__WHAT IS BEING ASKED__:
Out of the data below, copy every line with the string "Europese".

__MATERIAL SUPPLIED__:
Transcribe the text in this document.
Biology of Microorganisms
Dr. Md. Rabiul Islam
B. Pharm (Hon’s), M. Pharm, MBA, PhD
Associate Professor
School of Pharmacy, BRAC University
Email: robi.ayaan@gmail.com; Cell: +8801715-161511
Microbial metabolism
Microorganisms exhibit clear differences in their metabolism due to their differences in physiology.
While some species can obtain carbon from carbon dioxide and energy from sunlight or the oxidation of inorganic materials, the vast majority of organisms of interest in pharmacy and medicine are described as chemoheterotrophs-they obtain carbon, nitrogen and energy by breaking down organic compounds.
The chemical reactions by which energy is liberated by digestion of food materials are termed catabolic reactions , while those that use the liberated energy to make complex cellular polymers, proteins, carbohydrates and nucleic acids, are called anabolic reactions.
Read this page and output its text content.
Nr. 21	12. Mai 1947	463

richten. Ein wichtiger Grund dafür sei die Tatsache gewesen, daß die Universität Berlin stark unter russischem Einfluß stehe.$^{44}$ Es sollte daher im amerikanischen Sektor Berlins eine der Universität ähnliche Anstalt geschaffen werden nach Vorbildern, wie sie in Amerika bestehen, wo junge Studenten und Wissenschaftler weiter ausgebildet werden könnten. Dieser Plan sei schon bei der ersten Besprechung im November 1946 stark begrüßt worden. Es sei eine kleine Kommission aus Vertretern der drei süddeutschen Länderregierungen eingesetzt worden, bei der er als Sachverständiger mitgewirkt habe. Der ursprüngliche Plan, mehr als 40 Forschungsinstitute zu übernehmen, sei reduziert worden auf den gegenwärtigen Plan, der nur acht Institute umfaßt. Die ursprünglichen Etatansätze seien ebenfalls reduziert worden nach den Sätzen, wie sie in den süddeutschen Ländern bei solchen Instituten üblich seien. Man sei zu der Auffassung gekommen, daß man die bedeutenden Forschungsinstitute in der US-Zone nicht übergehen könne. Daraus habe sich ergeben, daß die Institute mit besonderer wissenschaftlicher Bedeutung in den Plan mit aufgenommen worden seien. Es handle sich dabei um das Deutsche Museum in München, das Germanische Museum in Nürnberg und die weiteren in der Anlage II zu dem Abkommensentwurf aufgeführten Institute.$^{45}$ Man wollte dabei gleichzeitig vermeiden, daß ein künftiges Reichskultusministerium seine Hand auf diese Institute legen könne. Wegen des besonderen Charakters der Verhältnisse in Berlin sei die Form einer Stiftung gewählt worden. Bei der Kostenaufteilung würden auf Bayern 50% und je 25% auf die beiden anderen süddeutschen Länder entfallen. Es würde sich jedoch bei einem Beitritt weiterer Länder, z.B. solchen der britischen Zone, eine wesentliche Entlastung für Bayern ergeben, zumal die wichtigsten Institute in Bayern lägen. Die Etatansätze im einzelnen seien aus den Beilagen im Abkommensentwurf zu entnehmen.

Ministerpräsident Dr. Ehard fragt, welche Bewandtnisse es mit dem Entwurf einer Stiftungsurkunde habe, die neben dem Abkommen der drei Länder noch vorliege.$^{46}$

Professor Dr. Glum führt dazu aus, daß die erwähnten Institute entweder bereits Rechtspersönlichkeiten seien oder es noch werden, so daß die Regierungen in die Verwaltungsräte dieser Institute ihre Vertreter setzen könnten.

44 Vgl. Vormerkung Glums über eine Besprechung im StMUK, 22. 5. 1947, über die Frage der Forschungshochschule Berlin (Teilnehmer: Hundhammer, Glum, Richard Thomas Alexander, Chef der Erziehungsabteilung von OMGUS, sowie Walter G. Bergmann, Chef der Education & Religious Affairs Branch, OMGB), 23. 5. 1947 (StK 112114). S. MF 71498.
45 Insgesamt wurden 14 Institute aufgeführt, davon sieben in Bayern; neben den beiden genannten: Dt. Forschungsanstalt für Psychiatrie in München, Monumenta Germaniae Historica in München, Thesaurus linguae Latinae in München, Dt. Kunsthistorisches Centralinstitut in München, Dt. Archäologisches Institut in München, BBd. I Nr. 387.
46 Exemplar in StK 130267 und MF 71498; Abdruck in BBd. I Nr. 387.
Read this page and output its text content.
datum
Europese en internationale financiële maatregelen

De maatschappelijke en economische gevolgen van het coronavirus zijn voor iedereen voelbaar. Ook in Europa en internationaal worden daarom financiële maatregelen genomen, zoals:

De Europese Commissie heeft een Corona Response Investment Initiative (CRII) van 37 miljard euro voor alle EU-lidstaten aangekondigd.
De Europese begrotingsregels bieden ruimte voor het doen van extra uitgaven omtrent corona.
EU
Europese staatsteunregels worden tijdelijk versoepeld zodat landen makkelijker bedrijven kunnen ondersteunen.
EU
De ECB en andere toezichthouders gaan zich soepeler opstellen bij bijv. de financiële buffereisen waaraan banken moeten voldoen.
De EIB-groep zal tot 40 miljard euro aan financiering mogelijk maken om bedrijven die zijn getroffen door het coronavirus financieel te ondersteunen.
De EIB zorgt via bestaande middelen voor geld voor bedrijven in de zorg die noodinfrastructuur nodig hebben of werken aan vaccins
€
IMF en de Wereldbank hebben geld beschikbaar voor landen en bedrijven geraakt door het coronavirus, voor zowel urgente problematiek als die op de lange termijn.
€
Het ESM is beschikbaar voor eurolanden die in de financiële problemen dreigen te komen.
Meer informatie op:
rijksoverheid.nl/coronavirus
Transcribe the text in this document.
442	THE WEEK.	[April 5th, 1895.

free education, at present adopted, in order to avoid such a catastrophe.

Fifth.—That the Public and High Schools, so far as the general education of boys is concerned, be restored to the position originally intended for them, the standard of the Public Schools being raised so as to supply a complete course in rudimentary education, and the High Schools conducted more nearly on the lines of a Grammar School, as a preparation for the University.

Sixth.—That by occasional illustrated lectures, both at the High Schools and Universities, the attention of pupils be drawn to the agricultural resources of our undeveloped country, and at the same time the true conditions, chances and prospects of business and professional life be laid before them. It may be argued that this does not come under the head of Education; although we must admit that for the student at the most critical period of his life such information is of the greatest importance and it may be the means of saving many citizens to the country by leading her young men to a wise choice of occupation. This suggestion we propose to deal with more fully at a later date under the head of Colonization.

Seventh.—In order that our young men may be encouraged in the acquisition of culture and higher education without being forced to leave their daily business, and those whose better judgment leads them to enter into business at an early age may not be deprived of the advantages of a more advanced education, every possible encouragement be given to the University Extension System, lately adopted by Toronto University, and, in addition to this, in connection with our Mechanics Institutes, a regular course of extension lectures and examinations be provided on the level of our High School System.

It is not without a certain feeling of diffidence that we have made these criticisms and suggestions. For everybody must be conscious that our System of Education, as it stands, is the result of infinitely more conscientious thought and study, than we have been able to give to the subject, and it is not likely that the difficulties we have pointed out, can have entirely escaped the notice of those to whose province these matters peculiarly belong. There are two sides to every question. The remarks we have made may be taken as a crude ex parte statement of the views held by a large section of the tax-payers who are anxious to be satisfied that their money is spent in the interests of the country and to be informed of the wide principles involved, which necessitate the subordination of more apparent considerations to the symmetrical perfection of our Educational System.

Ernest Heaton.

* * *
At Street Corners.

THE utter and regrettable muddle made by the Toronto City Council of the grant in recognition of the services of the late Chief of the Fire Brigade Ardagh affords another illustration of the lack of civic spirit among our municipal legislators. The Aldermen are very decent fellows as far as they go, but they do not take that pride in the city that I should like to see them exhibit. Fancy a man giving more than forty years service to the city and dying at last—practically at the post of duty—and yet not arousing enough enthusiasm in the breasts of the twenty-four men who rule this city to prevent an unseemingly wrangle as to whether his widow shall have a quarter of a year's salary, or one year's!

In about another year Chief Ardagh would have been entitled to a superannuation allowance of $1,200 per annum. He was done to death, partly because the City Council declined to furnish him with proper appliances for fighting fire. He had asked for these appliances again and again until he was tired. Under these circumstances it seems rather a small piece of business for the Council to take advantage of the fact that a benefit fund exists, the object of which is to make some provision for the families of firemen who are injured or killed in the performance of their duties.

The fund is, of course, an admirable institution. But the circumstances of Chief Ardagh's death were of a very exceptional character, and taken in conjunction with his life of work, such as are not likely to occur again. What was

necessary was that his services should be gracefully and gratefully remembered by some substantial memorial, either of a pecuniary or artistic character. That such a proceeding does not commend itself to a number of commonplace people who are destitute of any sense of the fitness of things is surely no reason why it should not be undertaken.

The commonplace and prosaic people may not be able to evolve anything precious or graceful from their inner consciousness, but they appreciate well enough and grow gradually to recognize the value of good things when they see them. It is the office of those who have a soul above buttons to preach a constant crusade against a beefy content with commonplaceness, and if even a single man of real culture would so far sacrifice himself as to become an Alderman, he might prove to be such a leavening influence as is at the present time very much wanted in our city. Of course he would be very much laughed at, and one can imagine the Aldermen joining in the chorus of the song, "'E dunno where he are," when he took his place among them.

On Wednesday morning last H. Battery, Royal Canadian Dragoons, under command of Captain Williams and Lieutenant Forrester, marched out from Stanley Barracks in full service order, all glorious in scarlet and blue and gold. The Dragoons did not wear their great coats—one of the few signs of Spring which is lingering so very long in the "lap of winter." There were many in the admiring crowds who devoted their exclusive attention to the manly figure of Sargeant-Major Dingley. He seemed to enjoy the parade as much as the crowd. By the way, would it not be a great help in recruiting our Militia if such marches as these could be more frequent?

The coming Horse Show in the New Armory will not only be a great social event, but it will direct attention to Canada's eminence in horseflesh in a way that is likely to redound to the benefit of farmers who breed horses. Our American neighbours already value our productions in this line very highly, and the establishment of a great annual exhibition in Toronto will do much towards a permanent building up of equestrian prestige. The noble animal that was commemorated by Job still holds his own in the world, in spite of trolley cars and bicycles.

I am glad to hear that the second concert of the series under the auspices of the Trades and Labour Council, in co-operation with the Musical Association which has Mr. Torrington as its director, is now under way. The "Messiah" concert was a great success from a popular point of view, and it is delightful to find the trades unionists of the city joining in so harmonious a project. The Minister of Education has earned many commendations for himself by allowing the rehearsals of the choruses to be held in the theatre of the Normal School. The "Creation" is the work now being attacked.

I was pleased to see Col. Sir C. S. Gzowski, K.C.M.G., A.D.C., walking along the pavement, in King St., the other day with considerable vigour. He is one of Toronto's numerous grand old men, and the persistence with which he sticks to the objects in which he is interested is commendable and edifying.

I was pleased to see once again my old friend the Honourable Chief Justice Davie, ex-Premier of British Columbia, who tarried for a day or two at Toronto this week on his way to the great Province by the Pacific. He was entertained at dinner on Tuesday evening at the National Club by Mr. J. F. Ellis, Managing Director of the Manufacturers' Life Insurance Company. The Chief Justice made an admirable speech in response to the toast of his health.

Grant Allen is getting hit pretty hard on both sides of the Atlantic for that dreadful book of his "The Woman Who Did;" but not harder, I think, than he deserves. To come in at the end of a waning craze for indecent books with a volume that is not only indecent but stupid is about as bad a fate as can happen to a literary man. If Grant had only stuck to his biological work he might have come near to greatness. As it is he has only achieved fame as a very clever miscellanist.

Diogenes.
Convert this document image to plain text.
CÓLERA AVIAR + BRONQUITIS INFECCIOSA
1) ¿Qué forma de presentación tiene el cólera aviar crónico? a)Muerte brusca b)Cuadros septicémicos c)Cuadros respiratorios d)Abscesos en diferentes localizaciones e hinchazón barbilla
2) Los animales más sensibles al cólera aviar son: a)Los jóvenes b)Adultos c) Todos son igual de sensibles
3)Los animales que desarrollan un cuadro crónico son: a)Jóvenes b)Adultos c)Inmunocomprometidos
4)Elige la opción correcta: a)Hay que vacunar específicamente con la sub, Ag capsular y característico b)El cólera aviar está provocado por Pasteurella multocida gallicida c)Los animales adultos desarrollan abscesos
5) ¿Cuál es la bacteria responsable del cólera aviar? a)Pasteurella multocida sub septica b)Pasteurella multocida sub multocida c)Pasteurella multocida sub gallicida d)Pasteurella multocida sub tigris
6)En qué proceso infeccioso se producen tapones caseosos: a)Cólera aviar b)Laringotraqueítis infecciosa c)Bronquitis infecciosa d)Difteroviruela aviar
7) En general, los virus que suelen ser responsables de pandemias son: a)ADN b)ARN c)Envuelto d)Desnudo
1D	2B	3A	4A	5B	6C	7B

__RESPONSE TO THIS EXERCISE__:
Europese en internationale financiële maatregelen
De Europese Commissie heeft een Corona Response Investment Initiative (CRII) van 37 miljard euro voor alle EU-lidstaten aangekondigd.
De Europese begrotingsregels bieden ruimte voor het doen van extra uitgaven omtrent corona.
Europese staatsteunregels worden tijdelijk versoepeld zodat landen makkelijker bedrijven kunnen ondersteunen.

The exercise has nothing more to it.